* [Task instructions]
Gather all lines in the entries that include the word "Code".

* [Entries provided]

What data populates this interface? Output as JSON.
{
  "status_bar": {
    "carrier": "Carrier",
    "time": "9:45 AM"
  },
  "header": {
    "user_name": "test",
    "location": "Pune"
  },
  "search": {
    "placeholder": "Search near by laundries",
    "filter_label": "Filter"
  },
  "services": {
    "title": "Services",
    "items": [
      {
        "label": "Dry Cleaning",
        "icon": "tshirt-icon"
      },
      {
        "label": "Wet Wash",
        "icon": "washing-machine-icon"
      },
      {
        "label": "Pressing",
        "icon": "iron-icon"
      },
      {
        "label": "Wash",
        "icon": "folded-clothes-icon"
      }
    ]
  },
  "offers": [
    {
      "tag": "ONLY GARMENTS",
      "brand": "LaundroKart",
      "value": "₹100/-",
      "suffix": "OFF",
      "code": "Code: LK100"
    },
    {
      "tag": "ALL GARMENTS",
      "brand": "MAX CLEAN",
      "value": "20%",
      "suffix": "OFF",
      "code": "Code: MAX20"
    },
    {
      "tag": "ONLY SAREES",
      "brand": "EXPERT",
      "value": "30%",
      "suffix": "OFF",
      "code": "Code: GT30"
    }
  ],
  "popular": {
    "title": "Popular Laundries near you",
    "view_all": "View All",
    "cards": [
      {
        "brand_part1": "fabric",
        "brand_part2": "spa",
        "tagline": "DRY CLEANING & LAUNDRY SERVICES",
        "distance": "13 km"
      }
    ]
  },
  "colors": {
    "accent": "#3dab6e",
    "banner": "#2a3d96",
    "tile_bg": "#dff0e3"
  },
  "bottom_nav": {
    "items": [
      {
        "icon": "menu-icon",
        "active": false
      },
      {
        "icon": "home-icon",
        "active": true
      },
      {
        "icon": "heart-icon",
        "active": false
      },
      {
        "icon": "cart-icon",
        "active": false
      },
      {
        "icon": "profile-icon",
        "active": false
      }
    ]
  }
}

* [Task result]
      "code": "Code: LK100"
      "code": "Code: MAX20"
      "code": "Code: GT30"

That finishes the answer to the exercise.